### Exercise description
All the entries need to be quoted exactly, apart from the pictures, which you should drop.

### Rows
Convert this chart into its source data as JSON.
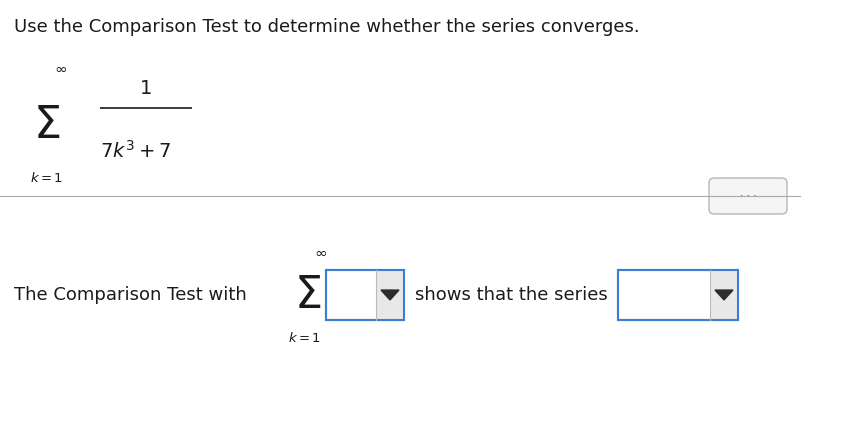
{
  "bg_color": "#ffffff",
  "text_color": "#1a1a1a",
  "title_text": "Use the Comparison Test to determine whether the series converges.",
  "title_fontsize": 13.0,
  "sigma_fontsize": 32,
  "inf_fontsize": 11,
  "k1_fontsize": 9.5,
  "num_fontsize": 14,
  "denom_fontsize": 14,
  "body_fontsize": 13.0,
  "dot_color": "#555555",
  "divider_color": "#aaaaaa",
  "dropdown_border_color": "#3a7fd4",
  "dropdown_lw": 1.5,
  "sep_color": "#bbbbbb",
  "arrow_color": "#2c2c2c",
  "dots_pill_edge": "#b0b0b0",
  "dots_pill_face": "#f5f5f5"
}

### Complete response
Convert this chart into its source data as JSON.
{
  "bg_color": "#ffffff",
  "text_color": "#1a1a1a",
  "title_text": "Use the Comparison Test to determine whether the series converges.",
  "title_fontsize": 13.0,
  "sigma_fontsize": 32,
  "inf_fontsize": 11,
  "k1_fontsize": 9.5,
  "num_fontsize": 14,
  "denom_fontsize": 14,
  "body_fontsize": 13.0,
  "dot_color": "#555555",
  "divider_color": "#aaaaaa",
  "dropdown_border_color": "#3a7fd4",
  "dropdown_lw": 1.5,
  "sep_color": "#bbbbbb",
  "arrow_color": "#2c2c2c",
  "dots_pill_edge": "#b0b0b0",
  "dots_pill_face": "#f5f5f5"
}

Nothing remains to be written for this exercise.